Repeat the listing below in full, exactly.
_____
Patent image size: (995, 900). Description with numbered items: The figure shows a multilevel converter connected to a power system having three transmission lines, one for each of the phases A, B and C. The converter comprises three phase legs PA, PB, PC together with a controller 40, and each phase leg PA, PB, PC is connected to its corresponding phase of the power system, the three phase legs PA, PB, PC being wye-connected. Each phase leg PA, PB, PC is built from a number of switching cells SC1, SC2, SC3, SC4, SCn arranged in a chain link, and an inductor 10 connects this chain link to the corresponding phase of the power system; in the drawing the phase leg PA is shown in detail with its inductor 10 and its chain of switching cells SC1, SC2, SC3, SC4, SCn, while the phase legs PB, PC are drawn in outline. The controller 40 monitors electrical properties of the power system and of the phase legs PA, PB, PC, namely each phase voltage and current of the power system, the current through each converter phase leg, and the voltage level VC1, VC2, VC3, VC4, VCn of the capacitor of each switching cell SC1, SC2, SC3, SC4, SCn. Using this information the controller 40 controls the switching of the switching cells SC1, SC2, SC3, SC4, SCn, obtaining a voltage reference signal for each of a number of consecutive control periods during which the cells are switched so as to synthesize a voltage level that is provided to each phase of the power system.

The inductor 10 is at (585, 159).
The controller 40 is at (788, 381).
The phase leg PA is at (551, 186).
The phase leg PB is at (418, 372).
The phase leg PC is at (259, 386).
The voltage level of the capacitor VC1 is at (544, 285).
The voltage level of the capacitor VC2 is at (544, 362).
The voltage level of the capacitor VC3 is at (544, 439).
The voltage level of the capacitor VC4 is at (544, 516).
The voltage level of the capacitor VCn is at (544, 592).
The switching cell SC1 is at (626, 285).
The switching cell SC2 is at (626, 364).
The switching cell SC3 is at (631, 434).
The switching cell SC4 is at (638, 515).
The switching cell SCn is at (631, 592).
_____
Answer area:
Patent image size: (995, 900). Description with numbered items: The figure shows a multilevel converter connected to a power system having three transmission lines, one for each of the phases A, B and C. The converter comprises three phase legs PA, PB, PC together with a controller 40, and each phase leg PA, PB, PC is connected to its corresponding phase of the power system, the three phase legs PA, PB, PC being wye-connected. Each phase leg PA, PB, PC is built from a number of switching cells SC1, SC2, SC3, SC4, SCn arranged in a chain link, and an inductor 10 connects this chain link to the corresponding phase of the power system; in the drawing the phase leg PA is shown in detail with its inductor 10 and its chain of switching cells SC1, SC2, SC3, SC4, SCn, while the phase legs PB, PC are drawn in outline. The controller 40 monitors electrical properties of the power system and of the phase legs PA, PB, PC, namely each phase voltage and current of the power system, the current through each converter phase leg, and the voltage level VC1, VC2, VC3, VC4, VCn of the capacitor of each switching cell SC1, SC2, SC3, SC4, SCn. Using this information the controller 40 controls the switching of the switching cells SC1, SC2, SC3, SC4, SCn, obtaining a voltage reference signal for each of a number of consecutive control periods during which the cells are switched so as to synthesize a voltage level that is provided to each phase of the power system.

The inductor 10 is at (585, 159).
The controller 40 is at (788, 381).
The phase leg PA is at (551, 186).
The phase leg PB is at (418, 372).
The phase leg PC is at (259, 386).
The voltage level of the capacitor VC1 is at (544, 285).
The voltage level of the capacitor VC2 is at (544, 362).
The voltage level of the capacitor VC3 is at (544, 439).
The voltage level of the capacitor VC4 is at (544, 516).
The voltage level of the capacitor VCn is at (544, 592).
The switching cell SC1 is at (626, 285).
The switching cell SC2 is at (626, 364).
The switching cell SC3 is at (631, 434).
The switching cell SC4 is at (638, 515).
The switching cell SCn is at (631, 592).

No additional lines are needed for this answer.